WORK TO DO: Copy the listing below word for word, beginning with the line that contains "Text: N: N [294, 924, 301, 935]" and continuing through the line that contains "Text: H: H [569, 610, 577, 619]". Give only those lines, both end lines included.

GIVEN ENTRIES:
----------------

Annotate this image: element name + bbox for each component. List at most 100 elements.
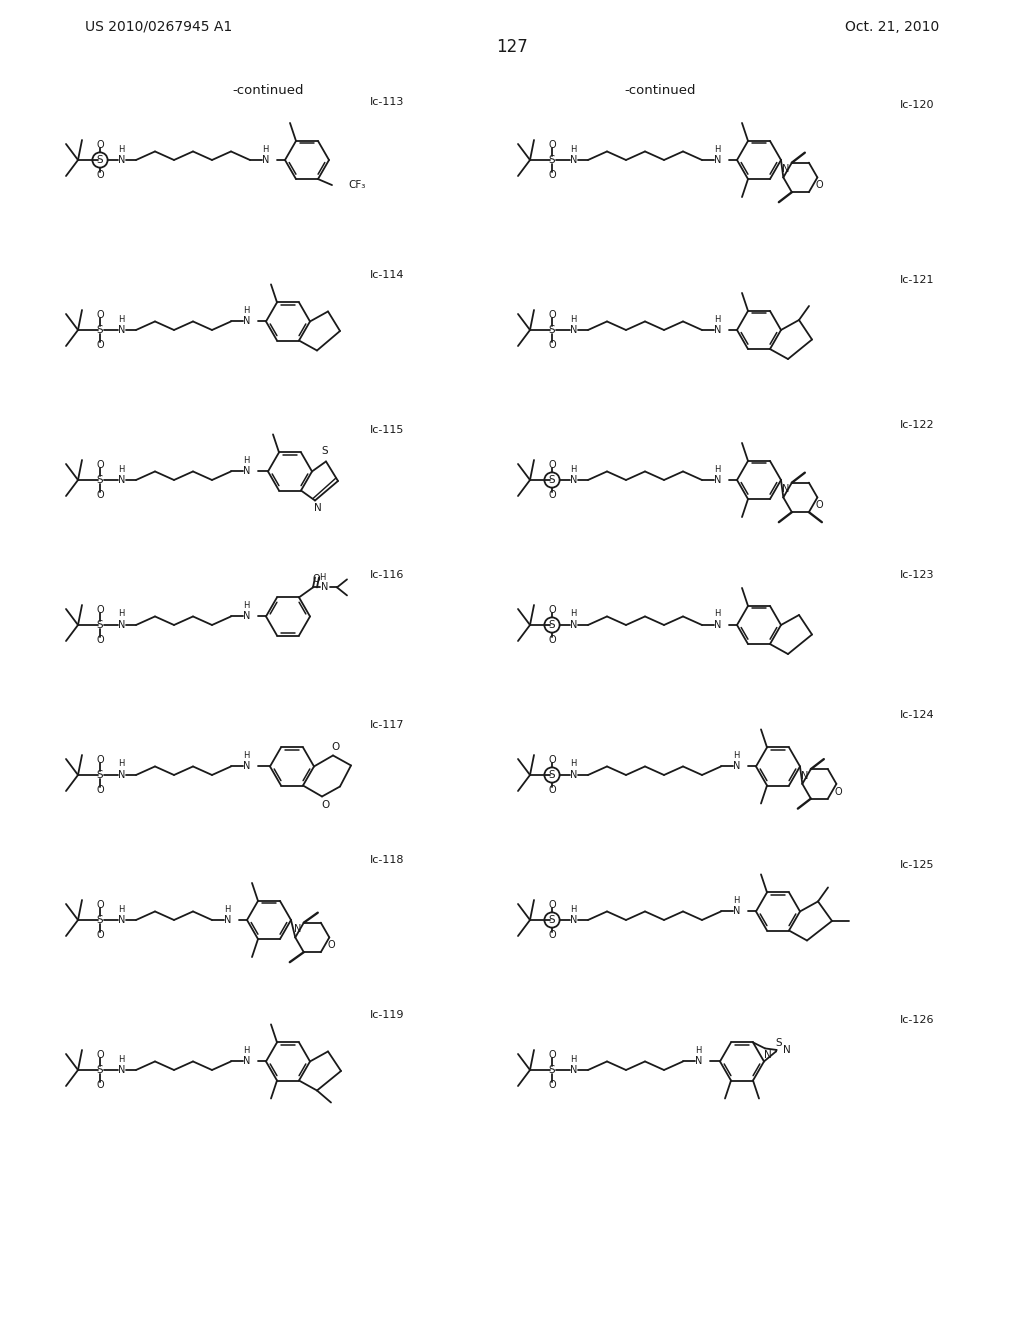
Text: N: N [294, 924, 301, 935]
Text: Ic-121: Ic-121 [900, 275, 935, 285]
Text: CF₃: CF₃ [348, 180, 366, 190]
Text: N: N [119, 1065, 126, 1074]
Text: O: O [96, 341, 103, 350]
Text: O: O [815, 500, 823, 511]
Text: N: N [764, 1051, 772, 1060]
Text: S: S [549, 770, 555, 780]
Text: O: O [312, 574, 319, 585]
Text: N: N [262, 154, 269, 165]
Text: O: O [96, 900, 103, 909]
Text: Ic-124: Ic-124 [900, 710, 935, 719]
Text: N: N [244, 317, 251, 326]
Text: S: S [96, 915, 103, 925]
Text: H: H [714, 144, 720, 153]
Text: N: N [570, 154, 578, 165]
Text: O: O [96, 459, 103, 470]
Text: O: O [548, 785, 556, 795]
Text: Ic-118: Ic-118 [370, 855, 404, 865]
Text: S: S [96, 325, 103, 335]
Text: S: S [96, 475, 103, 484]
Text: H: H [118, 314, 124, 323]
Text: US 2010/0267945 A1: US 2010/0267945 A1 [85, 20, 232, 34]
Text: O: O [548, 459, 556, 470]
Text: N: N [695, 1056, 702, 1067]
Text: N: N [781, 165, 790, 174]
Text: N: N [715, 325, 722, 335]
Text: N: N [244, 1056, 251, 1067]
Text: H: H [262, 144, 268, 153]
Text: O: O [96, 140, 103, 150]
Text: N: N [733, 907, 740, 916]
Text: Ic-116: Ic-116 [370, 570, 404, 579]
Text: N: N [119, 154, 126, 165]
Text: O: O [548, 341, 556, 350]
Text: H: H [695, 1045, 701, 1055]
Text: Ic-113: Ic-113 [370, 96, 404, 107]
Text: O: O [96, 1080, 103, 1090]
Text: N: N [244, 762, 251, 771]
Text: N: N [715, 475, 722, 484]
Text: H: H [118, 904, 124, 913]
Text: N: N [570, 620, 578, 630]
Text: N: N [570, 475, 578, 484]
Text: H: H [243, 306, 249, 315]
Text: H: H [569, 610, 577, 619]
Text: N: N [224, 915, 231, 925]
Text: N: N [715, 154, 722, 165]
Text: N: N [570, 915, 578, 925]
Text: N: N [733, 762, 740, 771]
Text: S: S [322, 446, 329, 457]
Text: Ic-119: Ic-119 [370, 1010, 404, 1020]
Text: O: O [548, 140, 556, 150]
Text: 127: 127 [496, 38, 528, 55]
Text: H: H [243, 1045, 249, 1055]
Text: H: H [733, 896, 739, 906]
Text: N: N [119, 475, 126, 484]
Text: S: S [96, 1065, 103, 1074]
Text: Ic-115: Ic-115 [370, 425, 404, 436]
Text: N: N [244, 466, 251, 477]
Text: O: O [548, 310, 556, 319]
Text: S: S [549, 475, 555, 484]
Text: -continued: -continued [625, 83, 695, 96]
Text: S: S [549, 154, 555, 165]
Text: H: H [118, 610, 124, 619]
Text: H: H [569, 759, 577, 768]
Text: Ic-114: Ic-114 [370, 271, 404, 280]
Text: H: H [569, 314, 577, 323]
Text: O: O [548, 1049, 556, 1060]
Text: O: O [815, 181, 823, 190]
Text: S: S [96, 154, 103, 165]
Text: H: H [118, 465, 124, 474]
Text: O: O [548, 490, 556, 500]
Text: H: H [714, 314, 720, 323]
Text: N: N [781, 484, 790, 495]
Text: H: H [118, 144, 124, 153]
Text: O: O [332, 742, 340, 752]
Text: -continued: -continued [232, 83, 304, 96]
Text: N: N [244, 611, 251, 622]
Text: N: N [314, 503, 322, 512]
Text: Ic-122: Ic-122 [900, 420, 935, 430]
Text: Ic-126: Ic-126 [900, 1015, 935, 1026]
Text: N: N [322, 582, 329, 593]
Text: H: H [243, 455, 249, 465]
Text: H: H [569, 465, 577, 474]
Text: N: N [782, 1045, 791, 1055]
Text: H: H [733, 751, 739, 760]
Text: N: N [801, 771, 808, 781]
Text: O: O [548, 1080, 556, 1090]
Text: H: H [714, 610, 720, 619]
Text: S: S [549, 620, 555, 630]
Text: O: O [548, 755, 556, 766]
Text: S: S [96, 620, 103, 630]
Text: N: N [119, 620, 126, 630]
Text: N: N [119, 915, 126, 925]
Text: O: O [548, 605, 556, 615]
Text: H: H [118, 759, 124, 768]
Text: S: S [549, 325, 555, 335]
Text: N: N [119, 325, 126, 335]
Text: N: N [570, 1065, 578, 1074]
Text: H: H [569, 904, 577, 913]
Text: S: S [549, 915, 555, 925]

----------------

SOLVED PROBLEM:
Text: N: N [294, 924, 301, 935]
Text: Ic-121: Ic-121 [900, 275, 935, 285]
Text: CF₃: CF₃ [348, 180, 366, 190]
Text: N: N [119, 1065, 126, 1074]
Text: O: O [96, 341, 103, 350]
Text: O: O [815, 500, 823, 511]
Text: N: N [764, 1051, 772, 1060]
Text: S: S [549, 770, 555, 780]
Text: O: O [312, 574, 319, 585]
Text: N: N [262, 154, 269, 165]
Text: O: O [96, 900, 103, 909]
Text: Ic-124: Ic-124 [900, 710, 935, 719]
Text: N: N [244, 317, 251, 326]
Text: S: S [96, 915, 103, 925]
Text: H: H [714, 144, 720, 153]
Text: N: N [570, 154, 578, 165]
Text: O: O [96, 459, 103, 470]
Text: O: O [548, 785, 556, 795]
Text: Ic-118: Ic-118 [370, 855, 404, 865]
Text: S: S [96, 325, 103, 335]
Text: S: S [96, 475, 103, 484]
Text: H: H [118, 314, 124, 323]
Text: US 2010/0267945 A1: US 2010/0267945 A1 [85, 20, 232, 34]
Text: O: O [548, 459, 556, 470]
Text: N: N [695, 1056, 702, 1067]
Text: N: N [781, 165, 790, 174]
Text: N: N [715, 325, 722, 335]
Text: N: N [244, 1056, 251, 1067]
Text: H: H [262, 144, 268, 153]
Text: O: O [96, 140, 103, 150]
Text: N: N [733, 907, 740, 916]
Text: Ic-116: Ic-116 [370, 570, 404, 579]
Text: N: N [119, 154, 126, 165]
Text: O: O [548, 341, 556, 350]
Text: H: H [695, 1045, 701, 1055]
Text: Ic-113: Ic-113 [370, 96, 404, 107]
Text: O: O [96, 1080, 103, 1090]
Text: N: N [244, 762, 251, 771]
Text: N: N [715, 475, 722, 484]
Text: H: H [118, 904, 124, 913]
Text: N: N [570, 620, 578, 630]
Text: N: N [570, 475, 578, 484]
Text: H: H [243, 306, 249, 315]
Text: H: H [569, 610, 577, 619]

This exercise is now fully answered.